§ **What is being asked**: Return all lines where the word "Louis" can be found.

§ **The input**:

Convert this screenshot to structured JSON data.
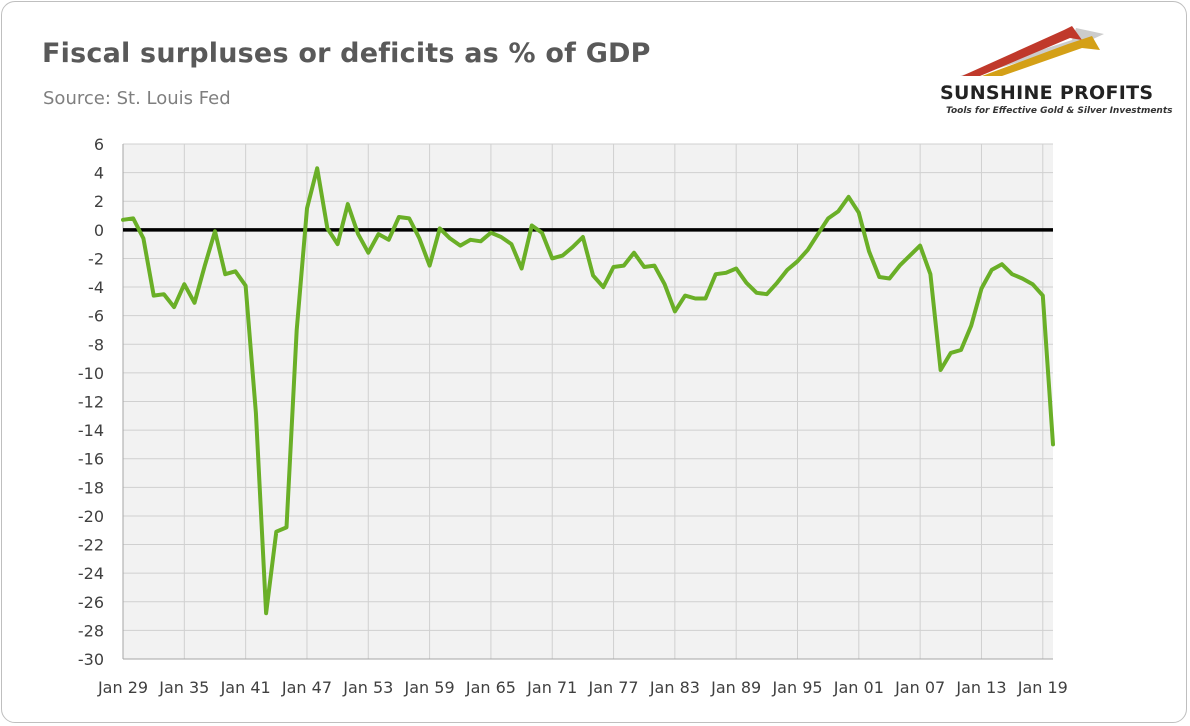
{
  "header": {
    "title": "Fiscal surpluses or deficits as % of GDP",
    "subtitle": "Source: St. Louis Fed"
  },
  "logo": {
    "name": "SUNSHINE PROFITS",
    "tagline": "Tools for Effective Gold & Silver Investments",
    "colors": {
      "red": "#c0392b",
      "gold": "#d4a017",
      "gray": "#bfbfbf"
    }
  },
  "chart_data": {
    "type": "line",
    "title": "Fiscal surpluses or deficits as % of GDP",
    "subtitle": "Source: St. Louis Fed",
    "xlabel": "",
    "ylabel": "",
    "xlim": [
      1929,
      2020
    ],
    "ylim": [
      -30,
      6
    ],
    "yticks": [
      6,
      4,
      2,
      0,
      -2,
      -4,
      -6,
      -8,
      -10,
      -12,
      -14,
      -16,
      -18,
      -20,
      -22,
      -24,
      -26,
      -28,
      -30
    ],
    "xtick_labels": [
      "Jan 29",
      "Jan 35",
      "Jan 41",
      "Jan 47",
      "Jan 53",
      "Jan 59",
      "Jan 65",
      "Jan 71",
      "Jan 77",
      "Jan 83",
      "Jan 89",
      "Jan 95",
      "Jan 01",
      "Jan 07",
      "Jan 13",
      "Jan 19"
    ],
    "xtick_years": [
      1929,
      1935,
      1941,
      1947,
      1953,
      1959,
      1965,
      1971,
      1977,
      1983,
      1989,
      1995,
      2001,
      2007,
      2013,
      2019
    ],
    "grid": true,
    "zero_line": true,
    "series": [
      {
        "color": "#6aaf27",
        "x": [
          1929,
          1930,
          1931,
          1932,
          1933,
          1934,
          1935,
          1936,
          1937,
          1938,
          1939,
          1940,
          1941,
          1942,
          1943,
          1944,
          1945,
          1946,
          1947,
          1948,
          1949,
          1950,
          1951,
          1952,
          1953,
          1954,
          1955,
          1956,
          1957,
          1958,
          1959,
          1960,
          1961,
          1962,
          1963,
          1964,
          1965,
          1966,
          1967,
          1968,
          1969,
          1970,
          1971,
          1972,
          1973,
          1974,
          1975,
          1976,
          1977,
          1978,
          1979,
          1980,
          1981,
          1982,
          1983,
          1984,
          1985,
          1986,
          1987,
          1988,
          1989,
          1990,
          1991,
          1992,
          1993,
          1994,
          1995,
          1996,
          1997,
          1998,
          1999,
          2000,
          2001,
          2002,
          2003,
          2004,
          2005,
          2006,
          2007,
          2008,
          2009,
          2010,
          2011,
          2012,
          2013,
          2014,
          2015,
          2016,
          2017,
          2018,
          2019,
          2020
        ],
        "values": [
          0.7,
          0.8,
          -0.6,
          -4.6,
          -4.5,
          -5.4,
          -3.8,
          -5.1,
          -2.5,
          -0.1,
          -3.1,
          -2.9,
          -3.9,
          -12.8,
          -26.8,
          -21.1,
          -20.8,
          -7.0,
          1.5,
          4.3,
          0.1,
          -1.0,
          1.8,
          -0.3,
          -1.6,
          -0.3,
          -0.7,
          0.9,
          0.8,
          -0.6,
          -2.5,
          0.1,
          -0.6,
          -1.1,
          -0.7,
          -0.8,
          -0.2,
          -0.5,
          -1.0,
          -2.7,
          0.3,
          -0.2,
          -2.0,
          -1.8,
          -1.2,
          -0.5,
          -3.2,
          -4.0,
          -2.6,
          -2.5,
          -1.6,
          -2.6,
          -2.5,
          -3.8,
          -5.7,
          -4.6,
          -4.8,
          -4.8,
          -3.1,
          -3.0,
          -2.7,
          -3.7,
          -4.4,
          -4.5,
          -3.7,
          -2.8,
          -2.2,
          -1.4,
          -0.3,
          0.8,
          1.3,
          2.3,
          1.2,
          -1.5,
          -3.3,
          -3.4,
          -2.5,
          -1.8,
          -1.1,
          -3.1,
          -9.8,
          -8.6,
          -8.4,
          -6.7,
          -4.1,
          -2.8,
          -2.4,
          -3.1,
          -3.4,
          -3.8,
          -4.6,
          -15.0
        ]
      }
    ]
  }
}
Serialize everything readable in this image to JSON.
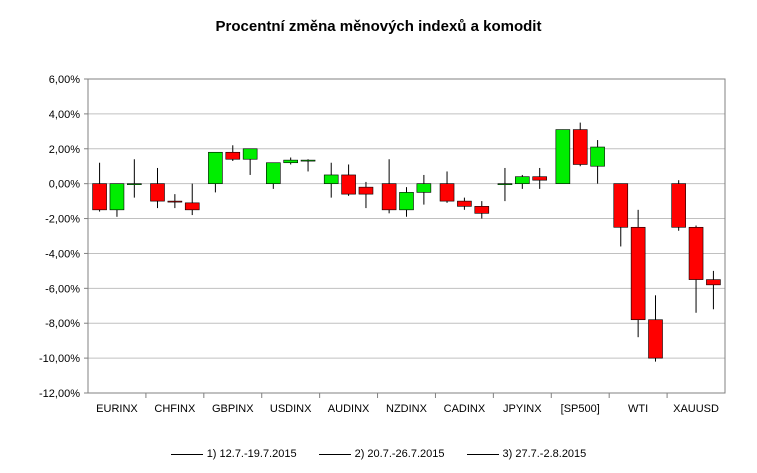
{
  "chart_data": {
    "type": "candlestick",
    "title": "Procentní změna měnových indexů a komodit",
    "categories": [
      "EURINX",
      "CHFINX",
      "GBPINX",
      "USDINX",
      "AUDINX",
      "NZDINX",
      "CADINX",
      "JPYINX",
      "[SP500]",
      "WTI",
      "XAUUSD"
    ],
    "ylim": [
      -12,
      6
    ],
    "yticks": [
      "6,00%",
      "4,00%",
      "2,00%",
      "0,00%",
      "-2,00%",
      "-4,00%",
      "-6,00%",
      "-8,00%",
      "-10,00%",
      "-12,00%"
    ],
    "grid": true,
    "legend_position": "bottom",
    "up_color": "#00ee00",
    "down_color": "#ff0000",
    "series": [
      {
        "name": "1) 12.7.-19.7.2015",
        "candles": [
          {
            "open": 0.0,
            "close": -1.5,
            "high": 1.2,
            "low": -1.6
          },
          {
            "open": 0.0,
            "close": -1.0,
            "high": 0.9,
            "low": -1.4
          },
          {
            "open": 0.0,
            "close": 1.8,
            "high": 1.8,
            "low": -0.5
          },
          {
            "open": 0.0,
            "close": 1.2,
            "high": 1.2,
            "low": -0.3
          },
          {
            "open": 0.0,
            "close": 0.5,
            "high": 1.2,
            "low": -0.8
          },
          {
            "open": 0.0,
            "close": -1.5,
            "high": 1.4,
            "low": -1.7
          },
          {
            "open": 0.0,
            "close": -1.0,
            "high": 0.7,
            "low": -1.1
          },
          {
            "open": 0.0,
            "close": 0.0,
            "high": 0.9,
            "low": -1.0
          },
          {
            "open": 0.0,
            "close": 3.1,
            "high": 3.1,
            "low": 0.0
          },
          {
            "open": 0.0,
            "close": -2.5,
            "high": 0.0,
            "low": -3.6
          },
          {
            "open": 0.0,
            "close": -2.5,
            "high": 0.2,
            "low": -2.7
          }
        ]
      },
      {
        "name": "2) 20.7.-26.7.2015",
        "candles": [
          {
            "open": -1.5,
            "close": 0.0,
            "high": 0.0,
            "low": -1.9
          },
          {
            "open": -1.0,
            "close": -1.05,
            "high": -0.6,
            "low": -1.4
          },
          {
            "open": 1.8,
            "close": 1.4,
            "high": 2.2,
            "low": 1.3
          },
          {
            "open": 1.2,
            "close": 1.35,
            "high": 1.5,
            "low": 1.1
          },
          {
            "open": 0.5,
            "close": -0.6,
            "high": 1.1,
            "low": -0.7
          },
          {
            "open": -1.5,
            "close": -0.5,
            "high": -0.2,
            "low": -1.9
          },
          {
            "open": -1.0,
            "close": -1.3,
            "high": -0.8,
            "low": -1.5
          },
          {
            "open": 0.0,
            "close": 0.4,
            "high": 0.5,
            "low": -0.3
          },
          {
            "open": 3.1,
            "close": 1.1,
            "high": 3.5,
            "low": 1.0
          },
          {
            "open": -2.5,
            "close": -7.8,
            "high": -1.5,
            "low": -8.8
          },
          {
            "open": -2.5,
            "close": -5.5,
            "high": -2.4,
            "low": -7.4
          }
        ]
      },
      {
        "name": "3) 27.7.-2.8.2015",
        "candles": [
          {
            "open": 0.0,
            "close": 0.0,
            "high": 1.4,
            "low": -0.8
          },
          {
            "open": -1.1,
            "close": -1.5,
            "high": 0.0,
            "low": -1.8
          },
          {
            "open": 1.4,
            "close": 2.0,
            "high": 2.0,
            "low": 0.5
          },
          {
            "open": 1.35,
            "close": 1.35,
            "high": 1.4,
            "low": 0.7
          },
          {
            "open": -0.2,
            "close": -0.6,
            "high": 0.1,
            "low": -1.4
          },
          {
            "open": -0.5,
            "close": 0.0,
            "high": 0.5,
            "low": -1.2
          },
          {
            "open": -1.3,
            "close": -1.7,
            "high": -1.0,
            "low": -2.0
          },
          {
            "open": 0.4,
            "close": 0.2,
            "high": 0.9,
            "low": -0.3
          },
          {
            "open": 1.0,
            "close": 2.1,
            "high": 2.5,
            "low": 0.0
          },
          {
            "open": -7.8,
            "close": -10.0,
            "high": -6.4,
            "low": -10.2
          },
          {
            "open": -5.5,
            "close": -5.8,
            "high": -5.0,
            "low": -7.2
          }
        ]
      }
    ]
  }
}
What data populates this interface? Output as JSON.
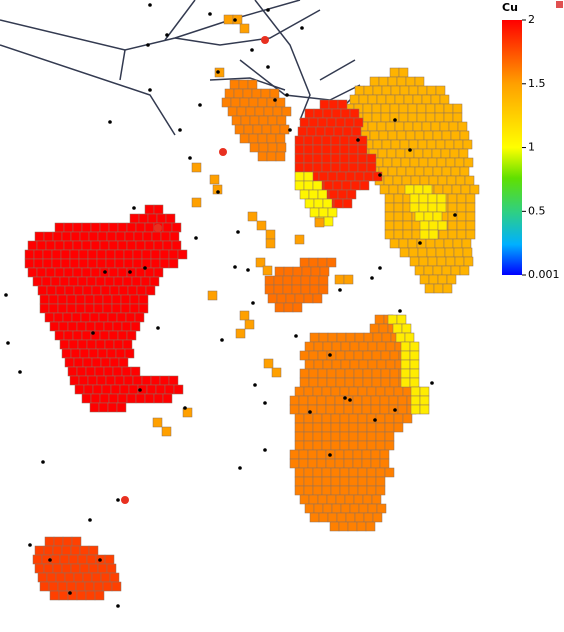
{
  "legend": {
    "title": "Cu",
    "range": [
      0.001,
      2
    ],
    "ticks": [
      2,
      1.5,
      1,
      0.5,
      0.001
    ]
  },
  "regions": [
    {
      "value": 2
    },
    {
      "value": 1.6
    },
    {
      "value": 1.1
    },
    {
      "value": 1.4
    },
    {
      "value": 1.1
    },
    {
      "value": 1.9
    },
    {
      "value": 1.05
    },
    {
      "value": 1.8
    },
    {
      "value": 1.6
    },
    {
      "value": 1.65
    },
    {
      "value": 1.5
    }
  ]
}
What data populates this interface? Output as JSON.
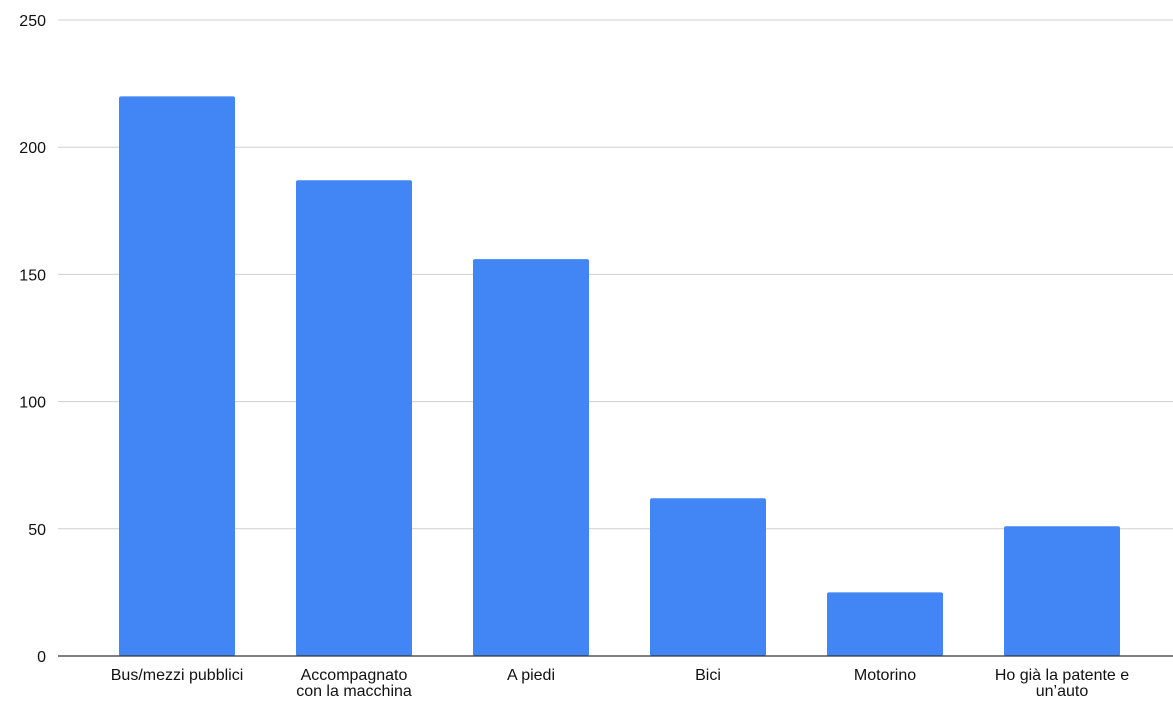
{
  "chart_data": {
    "type": "bar",
    "title": "",
    "xlabel": "",
    "ylabel": "",
    "categories": [
      [
        "Bus/mezzi pubblici"
      ],
      [
        "Accompagnato",
        "con la macchina"
      ],
      [
        "A piedi"
      ],
      [
        "Bici"
      ],
      [
        "Motorino"
      ],
      [
        "Ho già la patente e",
        "un’auto"
      ]
    ],
    "values": [
      220,
      187,
      156,
      62,
      25,
      51
    ],
    "ylim": [
      0,
      250
    ],
    "yticks": [
      0,
      50,
      100,
      150,
      200,
      250
    ],
    "grid": true,
    "legend": "none",
    "colors": {
      "bar": "#4285f4",
      "grid": "#cfcfcf",
      "axis": "#333333",
      "text": "#111111"
    }
  }
}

§ **Solution for this problem**:
    "subtitle": "Source: St. Louis Fed"
    "subtitle": "Source: St. Louis Fed",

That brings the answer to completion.